◆ Data listing ◆
-*-
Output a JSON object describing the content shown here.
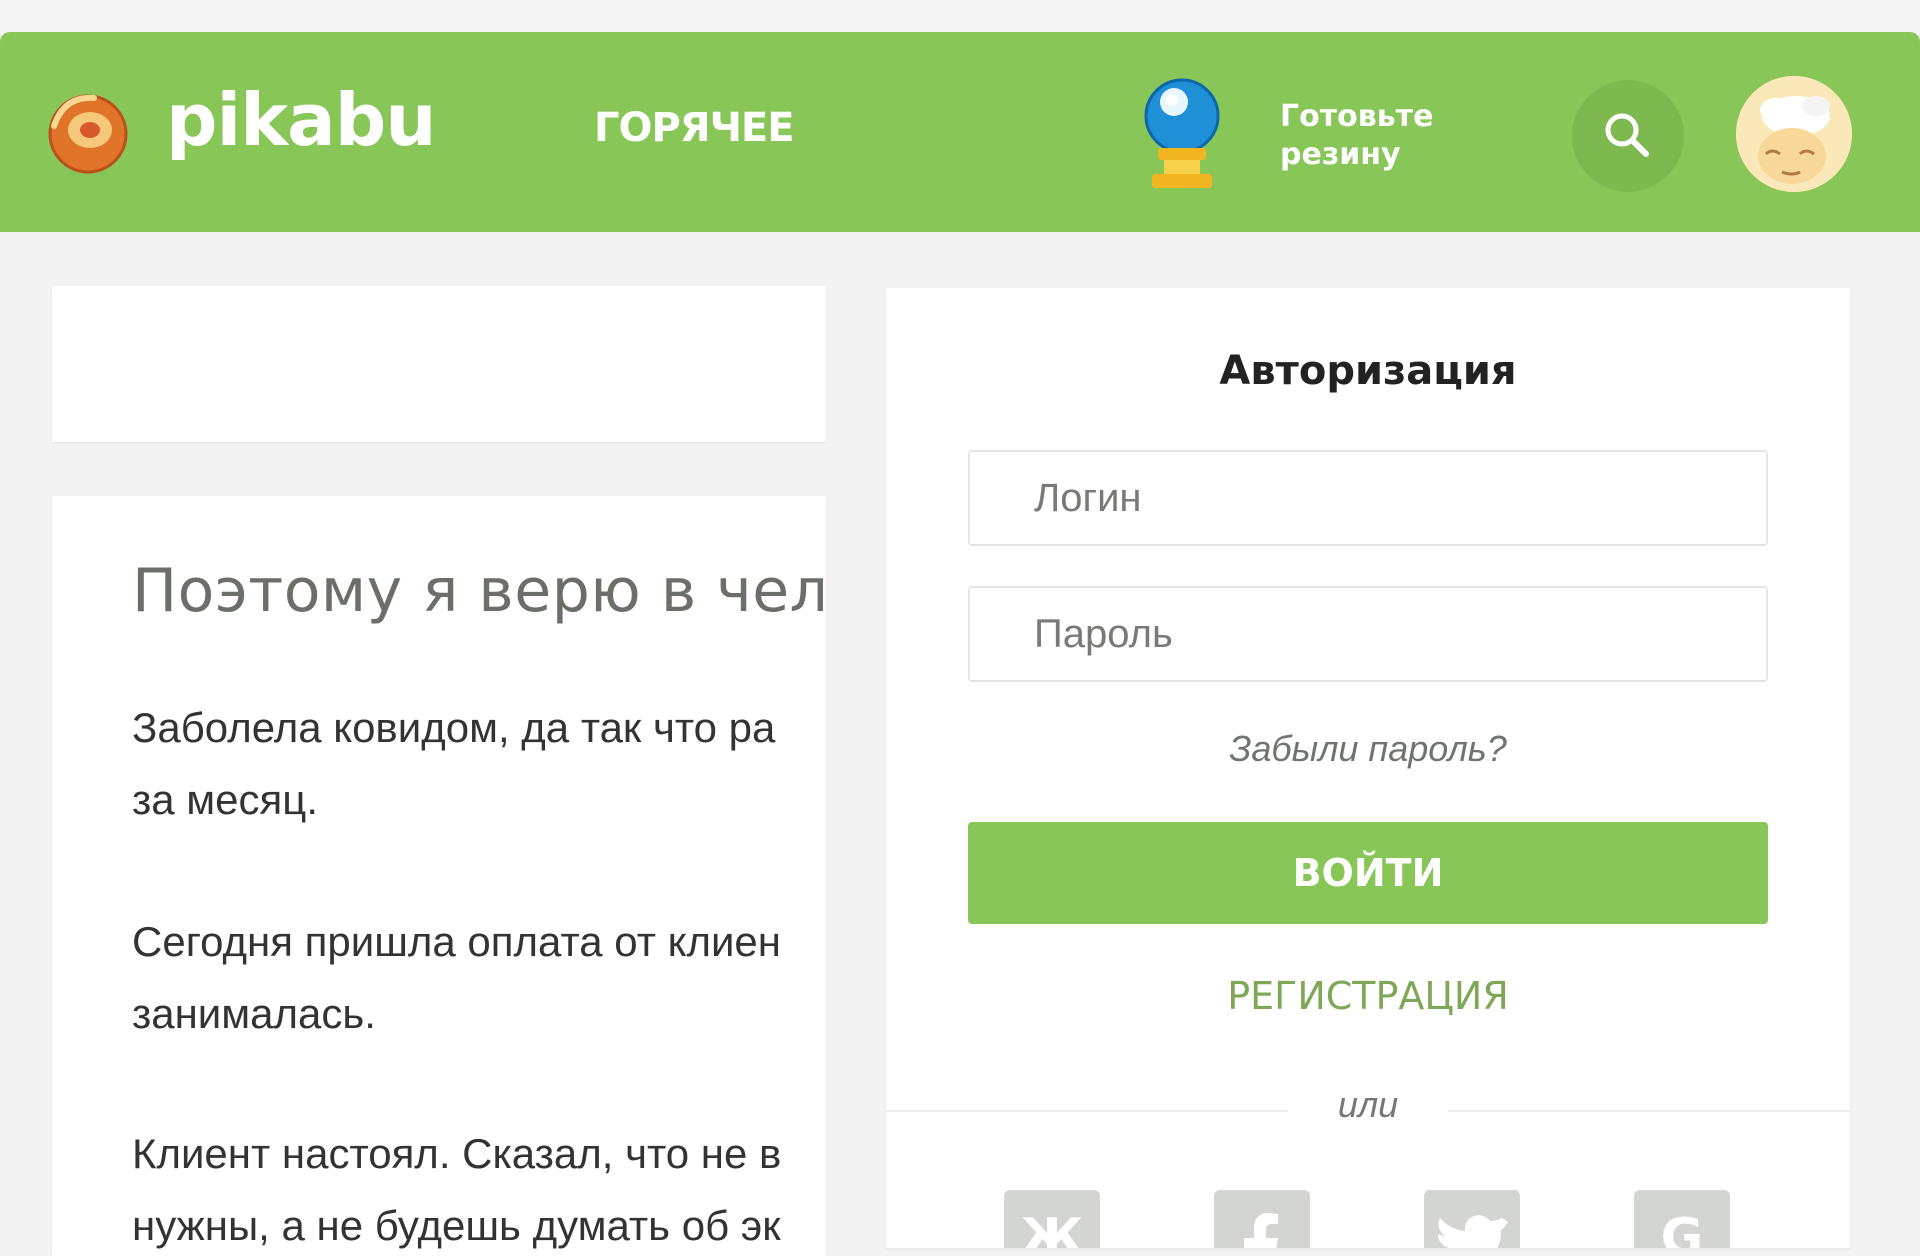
{
  "header": {
    "brand": "pikabu",
    "nav_hot": "ГОРЯЧЕЕ",
    "promo_text": "Готовьте резину",
    "icons": {
      "logo": "pikabu-logo-icon",
      "promo": "crystal-ball-icon",
      "search": "search-icon",
      "avatar": "avatar"
    },
    "colors": {
      "accent": "#88c657",
      "search_bg": "#7eb94f"
    }
  },
  "post": {
    "title": "Поэтому я верю в чело",
    "paragraphs": [
      "Заболела ковидом, да так что ра\nза месяц.",
      "Сегодня пришла оплата от клиен\nзанималась.",
      "Клиент настоял. Сказал, что не в\nнужны, а не будешь думать об эк"
    ]
  },
  "auth": {
    "title": "Авторизация",
    "login_placeholder": "Логин",
    "password_placeholder": "Пароль",
    "forgot": "Забыли пароль?",
    "login_button": "ВОЙТИ",
    "register": "РЕГИСТРАЦИЯ",
    "or": "или",
    "social": [
      {
        "icon": "vk-icon",
        "label": "Ж"
      },
      {
        "icon": "facebook-icon",
        "label": ""
      },
      {
        "icon": "twitter-icon",
        "label": ""
      },
      {
        "icon": "google-icon",
        "label": "G"
      }
    ],
    "colors": {
      "button": "#88c657",
      "register": "#7ea857",
      "social_bg": "#d2d5d2"
    }
  }
}
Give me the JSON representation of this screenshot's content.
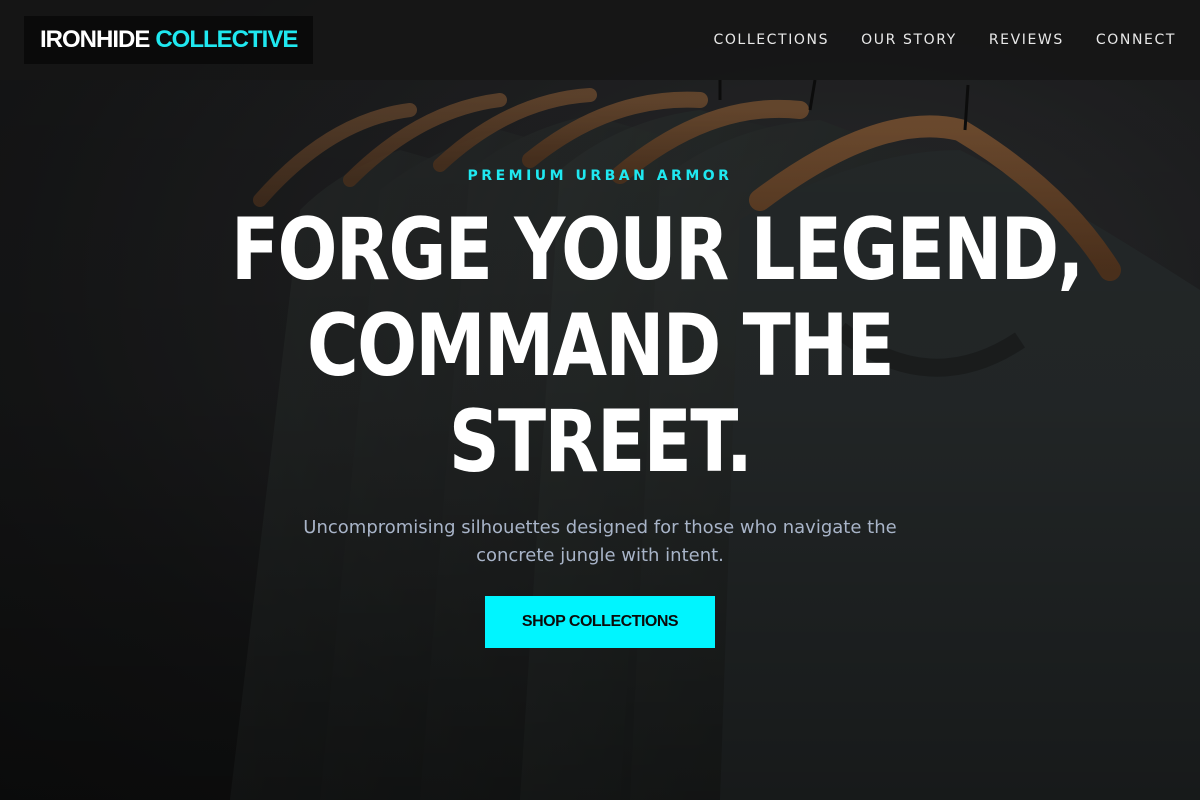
{
  "brand": {
    "name_part1": "IRONHIDE",
    "name_part2": "COLLECTIVE",
    "accent_color": "#1fe8f0"
  },
  "nav": {
    "items": [
      {
        "label": "COLLECTIONS"
      },
      {
        "label": "OUR STORY"
      },
      {
        "label": "REVIEWS"
      },
      {
        "label": "CONNECT"
      }
    ]
  },
  "hero": {
    "eyebrow": "PREMIUM URBAN ARMOR",
    "headline_lines": [
      "FORGE YOUR LEGEND,",
      "COMMAND THE",
      "STREET."
    ],
    "subtitle_line1": "Uncompromising silhouettes designed for those who navigate the",
    "subtitle_line2": "concrete jungle with intent.",
    "cta_label": "SHOP COLLECTIONS",
    "cta_color": "#00f5ff",
    "background_image": "dark t-shirts on wooden hangers"
  }
}
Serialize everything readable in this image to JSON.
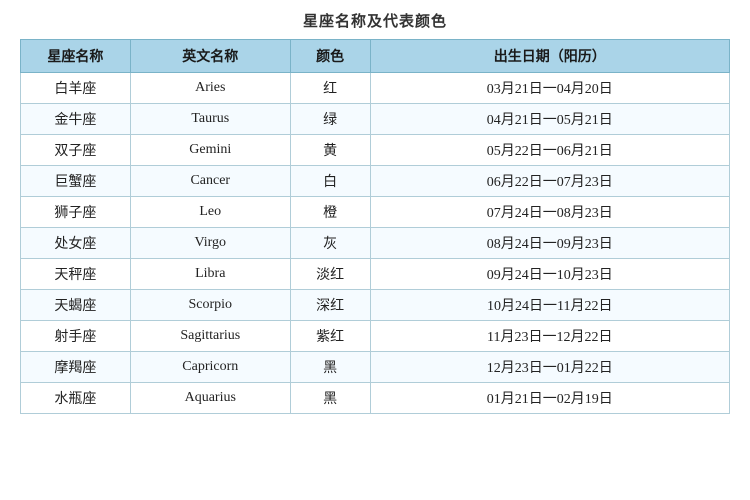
-*-
Write every entry out again exactly, dropping the pictures.

◆ The reply ◆
Output a JSON object describing the content shown here.
{
  "header": {
    "brand": "pikabu",
    "nav_hot": "ГОРЯЧЕЕ",
    "promo_text": "Готовьте резину",
    "icons": {
      "logo": "pikabu-logo-icon",
      "promo": "crystal-ball-icon",
      "search": "search-icon",
      "avatar": "avatar"
    },
    "colors": {
      "accent": "#88c657",
      "search_bg": "#7eb94f"
    }
  },
  "post": {
    "title": "Поэтому я верю в чело",
    "paragraphs": [
      "Заболела ковидом, да так что ра\nза месяц.",
      "Сегодня пришла оплата от клиен\nзанималась.",
      "Клиент настоял. Сказал, что не в\nнужны, а не будешь думать об эк"
    ]
  },
  "auth": {
    "title": "Авторизация",
    "login_placeholder": "Логин",
    "password_placeholder": "Пароль",
    "forgot": "Забыли пароль?",
    "login_button": "ВОЙТИ",
    "register": "РЕГИСТРАЦИЯ",
    "or": "или",
    "social": [
      {
        "icon": "vk-icon",
        "label": "Ж"
      },
      {
        "icon": "facebook-icon",
        "label": ""
      },
      {
        "icon": "twitter-icon",
        "label": ""
      },
      {
        "icon": "google-icon",
        "label": "G"
      }
    ],
    "colors": {
      "button": "#88c657",
      "register": "#7ea857",
      "social_bg": "#d2d5d2"
    }
  }
}
Give me the JSON representation of this screenshot's content.
{
  "brand": {
    "name_part1": "IRONHIDE",
    "name_part2": "COLLECTIVE",
    "accent_color": "#1fe8f0"
  },
  "nav": {
    "items": [
      {
        "label": "COLLECTIONS"
      },
      {
        "label": "OUR STORY"
      },
      {
        "label": "REVIEWS"
      },
      {
        "label": "CONNECT"
      }
    ]
  },
  "hero": {
    "eyebrow": "PREMIUM URBAN ARMOR",
    "headline_lines": [
      "FORGE YOUR LEGEND,",
      "COMMAND THE",
      "STREET."
    ],
    "subtitle_line1": "Uncompromising silhouettes designed for those who navigate the",
    "subtitle_line2": "concrete jungle with intent.",
    "cta_label": "SHOP COLLECTIONS",
    "cta_color": "#00f5ff",
    "background_image": "dark t-shirts on wooden hangers"
  }
}
Serialize everything readable in this image to JSON.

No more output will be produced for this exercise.